AIM OF THE TASK> Starting at the line that holds "Decode this image", copy every line exactly through the end of the data, and no others.
--- RECORDS FOR PROCESSING ---
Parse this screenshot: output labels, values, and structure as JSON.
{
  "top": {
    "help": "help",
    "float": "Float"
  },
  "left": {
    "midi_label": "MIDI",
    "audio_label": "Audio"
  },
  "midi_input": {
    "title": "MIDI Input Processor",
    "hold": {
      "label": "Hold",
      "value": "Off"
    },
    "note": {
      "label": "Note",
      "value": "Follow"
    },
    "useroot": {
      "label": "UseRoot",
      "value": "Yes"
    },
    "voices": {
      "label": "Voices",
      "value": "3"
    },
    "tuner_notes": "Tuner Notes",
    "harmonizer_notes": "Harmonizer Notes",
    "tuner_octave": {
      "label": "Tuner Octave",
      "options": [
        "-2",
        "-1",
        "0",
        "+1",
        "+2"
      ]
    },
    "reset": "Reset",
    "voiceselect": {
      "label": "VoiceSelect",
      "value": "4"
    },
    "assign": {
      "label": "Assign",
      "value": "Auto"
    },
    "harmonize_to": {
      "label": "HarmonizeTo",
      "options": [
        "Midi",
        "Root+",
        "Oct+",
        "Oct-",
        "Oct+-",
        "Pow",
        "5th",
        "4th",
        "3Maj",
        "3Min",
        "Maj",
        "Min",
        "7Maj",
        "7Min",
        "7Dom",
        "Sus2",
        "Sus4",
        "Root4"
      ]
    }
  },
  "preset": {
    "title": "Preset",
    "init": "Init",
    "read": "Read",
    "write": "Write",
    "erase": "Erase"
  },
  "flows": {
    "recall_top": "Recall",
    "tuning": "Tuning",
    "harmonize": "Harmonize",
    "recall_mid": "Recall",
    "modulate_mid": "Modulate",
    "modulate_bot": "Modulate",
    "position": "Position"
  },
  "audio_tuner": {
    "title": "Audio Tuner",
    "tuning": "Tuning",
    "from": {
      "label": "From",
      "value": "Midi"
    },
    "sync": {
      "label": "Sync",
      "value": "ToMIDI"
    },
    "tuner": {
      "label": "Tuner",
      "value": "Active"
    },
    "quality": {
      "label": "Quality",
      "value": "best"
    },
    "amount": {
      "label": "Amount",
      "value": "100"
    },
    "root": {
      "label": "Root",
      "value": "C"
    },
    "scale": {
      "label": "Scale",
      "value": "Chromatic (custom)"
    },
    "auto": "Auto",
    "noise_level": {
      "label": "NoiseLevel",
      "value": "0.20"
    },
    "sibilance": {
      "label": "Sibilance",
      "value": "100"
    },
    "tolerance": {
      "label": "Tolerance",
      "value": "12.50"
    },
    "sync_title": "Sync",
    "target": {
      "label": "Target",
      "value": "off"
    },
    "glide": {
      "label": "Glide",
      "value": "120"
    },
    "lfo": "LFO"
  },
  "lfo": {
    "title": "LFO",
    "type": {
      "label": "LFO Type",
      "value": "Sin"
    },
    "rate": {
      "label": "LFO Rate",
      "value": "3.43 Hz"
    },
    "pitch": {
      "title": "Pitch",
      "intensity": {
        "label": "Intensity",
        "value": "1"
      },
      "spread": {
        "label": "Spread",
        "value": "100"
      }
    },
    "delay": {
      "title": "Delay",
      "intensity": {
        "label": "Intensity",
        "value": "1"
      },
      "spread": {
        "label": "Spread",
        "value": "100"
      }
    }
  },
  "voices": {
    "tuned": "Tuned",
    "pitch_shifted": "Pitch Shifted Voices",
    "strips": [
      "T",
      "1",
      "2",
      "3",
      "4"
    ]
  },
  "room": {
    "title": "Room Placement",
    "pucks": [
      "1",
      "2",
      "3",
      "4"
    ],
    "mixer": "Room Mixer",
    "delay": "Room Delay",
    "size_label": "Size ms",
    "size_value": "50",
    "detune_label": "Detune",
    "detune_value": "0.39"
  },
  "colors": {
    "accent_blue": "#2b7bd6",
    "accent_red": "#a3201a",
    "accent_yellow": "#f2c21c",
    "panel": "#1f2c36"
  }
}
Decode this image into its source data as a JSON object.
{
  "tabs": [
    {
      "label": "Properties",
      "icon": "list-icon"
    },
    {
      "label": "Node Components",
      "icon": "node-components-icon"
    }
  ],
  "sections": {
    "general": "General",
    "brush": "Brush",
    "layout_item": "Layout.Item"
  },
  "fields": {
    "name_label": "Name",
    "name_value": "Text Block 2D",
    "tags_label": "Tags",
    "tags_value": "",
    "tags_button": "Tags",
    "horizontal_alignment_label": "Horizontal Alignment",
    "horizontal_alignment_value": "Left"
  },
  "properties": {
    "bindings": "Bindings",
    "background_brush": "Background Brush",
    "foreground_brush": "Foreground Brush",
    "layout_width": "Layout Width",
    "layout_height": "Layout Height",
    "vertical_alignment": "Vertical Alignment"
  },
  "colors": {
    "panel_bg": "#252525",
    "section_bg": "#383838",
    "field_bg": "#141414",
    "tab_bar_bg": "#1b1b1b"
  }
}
---
RESPONSE TO THE EXERCISE>
Decode this image into its source data as a JSON object.
{
  "tabs": [
    {
      "label": "Properties",
      "icon": "list-icon"
    },
    {
      "label": "Node Components",
      "icon": "node-components-icon"
    }
  ],
  "sections": {
    "general": "General",
    "brush": "Brush",
    "layout_item": "Layout.Item"
  },
  "fields": {
    "name_label": "Name",
    "name_value": "Text Block 2D",
    "tags_label": "Tags",
    "tags_value": "",
    "tags_button": "Tags",
    "horizontal_alignment_label": "Horizontal Alignment",
    "horizontal_alignment_value": "Left"
  },
  "properties": {
    "bindings": "Bindings",
    "background_brush": "Background Brush",
    "foreground_brush": "Foreground Brush",
    "layout_width": "Layout Width",
    "layout_height": "Layout Height",
    "vertical_alignment": "Vertical Alignment"
  },
  "colors": {
    "panel_bg": "#252525",
    "section_bg": "#383838",
    "field_bg": "#141414",
    "tab_bar_bg": "#1b1b1b"
  }
}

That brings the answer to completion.